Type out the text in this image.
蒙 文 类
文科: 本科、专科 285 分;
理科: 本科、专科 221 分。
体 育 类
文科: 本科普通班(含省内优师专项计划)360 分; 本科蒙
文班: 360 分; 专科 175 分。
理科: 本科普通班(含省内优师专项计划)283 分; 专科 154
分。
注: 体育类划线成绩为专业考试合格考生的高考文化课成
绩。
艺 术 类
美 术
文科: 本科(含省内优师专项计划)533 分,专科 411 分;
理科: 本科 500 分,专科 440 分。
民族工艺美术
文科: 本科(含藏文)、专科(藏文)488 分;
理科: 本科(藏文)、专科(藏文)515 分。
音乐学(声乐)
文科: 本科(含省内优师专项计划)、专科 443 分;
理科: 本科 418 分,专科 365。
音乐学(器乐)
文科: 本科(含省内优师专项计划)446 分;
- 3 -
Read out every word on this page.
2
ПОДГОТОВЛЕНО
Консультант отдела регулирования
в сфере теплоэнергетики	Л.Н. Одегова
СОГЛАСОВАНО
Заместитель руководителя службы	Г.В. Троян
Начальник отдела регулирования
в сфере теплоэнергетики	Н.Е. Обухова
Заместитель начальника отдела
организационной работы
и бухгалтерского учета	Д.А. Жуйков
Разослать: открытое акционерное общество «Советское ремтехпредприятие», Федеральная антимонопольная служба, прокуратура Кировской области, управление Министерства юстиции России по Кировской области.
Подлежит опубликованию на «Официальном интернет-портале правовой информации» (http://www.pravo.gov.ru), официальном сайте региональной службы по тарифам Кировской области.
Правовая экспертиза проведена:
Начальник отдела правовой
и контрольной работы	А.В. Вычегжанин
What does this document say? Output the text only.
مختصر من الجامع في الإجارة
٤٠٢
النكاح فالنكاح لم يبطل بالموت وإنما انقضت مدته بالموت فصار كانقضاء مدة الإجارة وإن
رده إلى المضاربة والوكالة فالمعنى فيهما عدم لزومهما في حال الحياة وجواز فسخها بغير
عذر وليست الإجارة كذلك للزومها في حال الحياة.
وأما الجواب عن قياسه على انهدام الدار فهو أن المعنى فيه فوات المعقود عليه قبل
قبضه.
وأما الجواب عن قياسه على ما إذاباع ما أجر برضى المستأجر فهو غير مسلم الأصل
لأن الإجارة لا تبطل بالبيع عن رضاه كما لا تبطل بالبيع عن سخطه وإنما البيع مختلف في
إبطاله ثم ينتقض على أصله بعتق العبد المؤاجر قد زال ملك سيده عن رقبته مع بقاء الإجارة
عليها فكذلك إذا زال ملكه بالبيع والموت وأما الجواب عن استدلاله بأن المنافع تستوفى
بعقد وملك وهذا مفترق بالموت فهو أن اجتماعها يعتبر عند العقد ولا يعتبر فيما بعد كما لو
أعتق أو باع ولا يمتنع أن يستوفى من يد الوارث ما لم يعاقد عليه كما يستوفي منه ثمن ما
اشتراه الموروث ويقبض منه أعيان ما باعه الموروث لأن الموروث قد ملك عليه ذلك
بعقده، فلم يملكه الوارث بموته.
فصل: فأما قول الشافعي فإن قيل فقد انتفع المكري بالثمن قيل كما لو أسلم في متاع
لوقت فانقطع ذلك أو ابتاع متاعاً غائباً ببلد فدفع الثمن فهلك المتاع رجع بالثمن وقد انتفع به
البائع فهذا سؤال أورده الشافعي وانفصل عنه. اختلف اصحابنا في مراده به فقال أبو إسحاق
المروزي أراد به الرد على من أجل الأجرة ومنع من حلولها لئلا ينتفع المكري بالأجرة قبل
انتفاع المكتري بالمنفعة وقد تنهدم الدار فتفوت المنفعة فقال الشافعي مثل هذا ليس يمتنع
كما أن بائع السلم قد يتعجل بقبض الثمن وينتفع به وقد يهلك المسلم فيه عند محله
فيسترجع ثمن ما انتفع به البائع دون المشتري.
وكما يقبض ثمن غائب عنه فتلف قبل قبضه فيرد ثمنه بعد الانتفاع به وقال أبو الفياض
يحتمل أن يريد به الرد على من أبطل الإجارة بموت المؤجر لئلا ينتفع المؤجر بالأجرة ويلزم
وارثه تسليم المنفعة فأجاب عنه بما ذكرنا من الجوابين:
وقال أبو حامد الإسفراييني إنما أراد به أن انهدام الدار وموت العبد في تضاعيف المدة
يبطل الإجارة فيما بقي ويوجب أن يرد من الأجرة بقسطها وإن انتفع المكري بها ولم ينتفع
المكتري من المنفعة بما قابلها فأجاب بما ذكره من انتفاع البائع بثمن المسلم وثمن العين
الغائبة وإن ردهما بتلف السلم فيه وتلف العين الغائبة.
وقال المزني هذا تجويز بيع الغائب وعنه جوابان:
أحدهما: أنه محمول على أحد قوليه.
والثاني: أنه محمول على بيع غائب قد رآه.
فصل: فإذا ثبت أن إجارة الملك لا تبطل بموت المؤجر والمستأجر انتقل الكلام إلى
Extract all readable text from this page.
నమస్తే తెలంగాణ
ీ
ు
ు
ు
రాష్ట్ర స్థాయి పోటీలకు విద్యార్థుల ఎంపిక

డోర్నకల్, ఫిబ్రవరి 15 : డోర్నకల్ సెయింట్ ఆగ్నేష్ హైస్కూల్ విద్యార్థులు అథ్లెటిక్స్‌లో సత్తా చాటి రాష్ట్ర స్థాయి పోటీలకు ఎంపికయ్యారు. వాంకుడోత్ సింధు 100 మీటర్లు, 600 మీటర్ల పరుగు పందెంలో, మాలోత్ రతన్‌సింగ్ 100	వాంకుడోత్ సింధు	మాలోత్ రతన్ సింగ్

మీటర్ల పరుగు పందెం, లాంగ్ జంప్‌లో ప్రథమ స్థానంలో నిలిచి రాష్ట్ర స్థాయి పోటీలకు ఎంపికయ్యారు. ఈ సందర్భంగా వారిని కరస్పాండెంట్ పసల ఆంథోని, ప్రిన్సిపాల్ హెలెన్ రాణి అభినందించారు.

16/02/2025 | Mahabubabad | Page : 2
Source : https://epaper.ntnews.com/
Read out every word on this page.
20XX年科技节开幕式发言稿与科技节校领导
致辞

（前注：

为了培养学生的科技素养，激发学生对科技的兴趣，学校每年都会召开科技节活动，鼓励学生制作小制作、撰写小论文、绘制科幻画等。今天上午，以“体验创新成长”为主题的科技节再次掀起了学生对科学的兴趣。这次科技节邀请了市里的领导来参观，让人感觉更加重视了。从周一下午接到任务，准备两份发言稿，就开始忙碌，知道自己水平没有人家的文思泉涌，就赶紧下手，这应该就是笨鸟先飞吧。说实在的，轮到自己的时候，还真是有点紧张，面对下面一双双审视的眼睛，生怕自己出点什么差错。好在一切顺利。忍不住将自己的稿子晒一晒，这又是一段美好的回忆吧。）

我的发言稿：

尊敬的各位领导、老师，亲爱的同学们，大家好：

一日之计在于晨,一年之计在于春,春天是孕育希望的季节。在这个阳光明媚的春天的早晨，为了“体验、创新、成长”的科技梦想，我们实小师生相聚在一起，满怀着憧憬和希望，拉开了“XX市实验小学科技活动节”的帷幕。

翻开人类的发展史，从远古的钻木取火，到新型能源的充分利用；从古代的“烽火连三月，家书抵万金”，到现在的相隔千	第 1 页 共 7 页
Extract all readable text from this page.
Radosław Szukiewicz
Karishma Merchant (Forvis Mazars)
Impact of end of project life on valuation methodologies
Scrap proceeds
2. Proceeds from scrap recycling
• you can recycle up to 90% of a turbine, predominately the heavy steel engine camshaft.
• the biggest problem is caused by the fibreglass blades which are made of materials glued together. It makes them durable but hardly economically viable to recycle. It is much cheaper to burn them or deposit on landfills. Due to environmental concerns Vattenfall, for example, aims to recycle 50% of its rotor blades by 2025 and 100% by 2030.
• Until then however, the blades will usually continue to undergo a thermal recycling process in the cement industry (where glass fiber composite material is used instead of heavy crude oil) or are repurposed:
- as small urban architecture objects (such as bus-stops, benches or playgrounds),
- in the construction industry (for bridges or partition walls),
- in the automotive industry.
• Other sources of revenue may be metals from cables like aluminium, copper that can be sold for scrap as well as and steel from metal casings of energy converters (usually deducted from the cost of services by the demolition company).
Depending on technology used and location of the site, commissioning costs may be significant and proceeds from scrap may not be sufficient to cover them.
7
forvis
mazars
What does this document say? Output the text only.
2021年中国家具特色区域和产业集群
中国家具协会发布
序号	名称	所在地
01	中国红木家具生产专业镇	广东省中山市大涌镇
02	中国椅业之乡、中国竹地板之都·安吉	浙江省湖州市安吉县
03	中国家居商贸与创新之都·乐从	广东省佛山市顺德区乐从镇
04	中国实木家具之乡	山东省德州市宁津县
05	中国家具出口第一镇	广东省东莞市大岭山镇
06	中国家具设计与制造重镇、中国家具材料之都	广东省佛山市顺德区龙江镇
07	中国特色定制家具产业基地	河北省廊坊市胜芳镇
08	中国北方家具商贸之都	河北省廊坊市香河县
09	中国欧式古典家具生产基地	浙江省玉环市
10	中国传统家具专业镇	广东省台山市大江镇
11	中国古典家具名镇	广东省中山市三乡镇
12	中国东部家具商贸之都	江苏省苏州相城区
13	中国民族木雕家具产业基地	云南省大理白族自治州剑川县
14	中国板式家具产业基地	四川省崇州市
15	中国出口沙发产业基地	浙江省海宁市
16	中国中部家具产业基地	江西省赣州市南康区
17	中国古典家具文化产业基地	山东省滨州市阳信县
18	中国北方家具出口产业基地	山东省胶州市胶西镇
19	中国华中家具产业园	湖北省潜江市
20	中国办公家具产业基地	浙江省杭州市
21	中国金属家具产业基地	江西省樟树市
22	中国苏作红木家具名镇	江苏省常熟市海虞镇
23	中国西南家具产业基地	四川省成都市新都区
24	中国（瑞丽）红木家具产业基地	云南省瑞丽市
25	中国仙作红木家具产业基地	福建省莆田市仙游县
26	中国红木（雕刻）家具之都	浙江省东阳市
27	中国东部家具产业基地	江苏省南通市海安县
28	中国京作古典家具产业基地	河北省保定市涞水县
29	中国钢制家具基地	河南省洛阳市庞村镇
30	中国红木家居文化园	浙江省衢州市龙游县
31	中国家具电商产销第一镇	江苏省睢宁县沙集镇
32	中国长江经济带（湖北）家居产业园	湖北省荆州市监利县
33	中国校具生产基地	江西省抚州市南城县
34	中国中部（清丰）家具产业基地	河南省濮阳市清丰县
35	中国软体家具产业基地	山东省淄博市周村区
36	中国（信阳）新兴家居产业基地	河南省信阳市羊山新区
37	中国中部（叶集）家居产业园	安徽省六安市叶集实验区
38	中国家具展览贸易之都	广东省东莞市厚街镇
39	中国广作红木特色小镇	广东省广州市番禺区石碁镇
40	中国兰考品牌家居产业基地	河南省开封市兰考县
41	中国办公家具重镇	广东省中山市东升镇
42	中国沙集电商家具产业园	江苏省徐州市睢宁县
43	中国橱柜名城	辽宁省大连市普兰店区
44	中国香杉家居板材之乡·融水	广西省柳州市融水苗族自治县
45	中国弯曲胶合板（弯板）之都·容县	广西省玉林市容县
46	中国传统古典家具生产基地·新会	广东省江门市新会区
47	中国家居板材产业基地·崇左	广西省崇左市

____

(Work to be completed): Gather all the lines that include the word "بالثمن" and copy them out.

(Problem solution):
فصل: فأما قول الشافعي فإن قيل فقد انتفع المكري بالثمن قيل كما لو أسلم في متاع
لوقت فانقطع ذلك أو ابتاع متاعاً غائباً ببلد فدفع الثمن فهلك المتاع رجع بالثمن وقد انتفع به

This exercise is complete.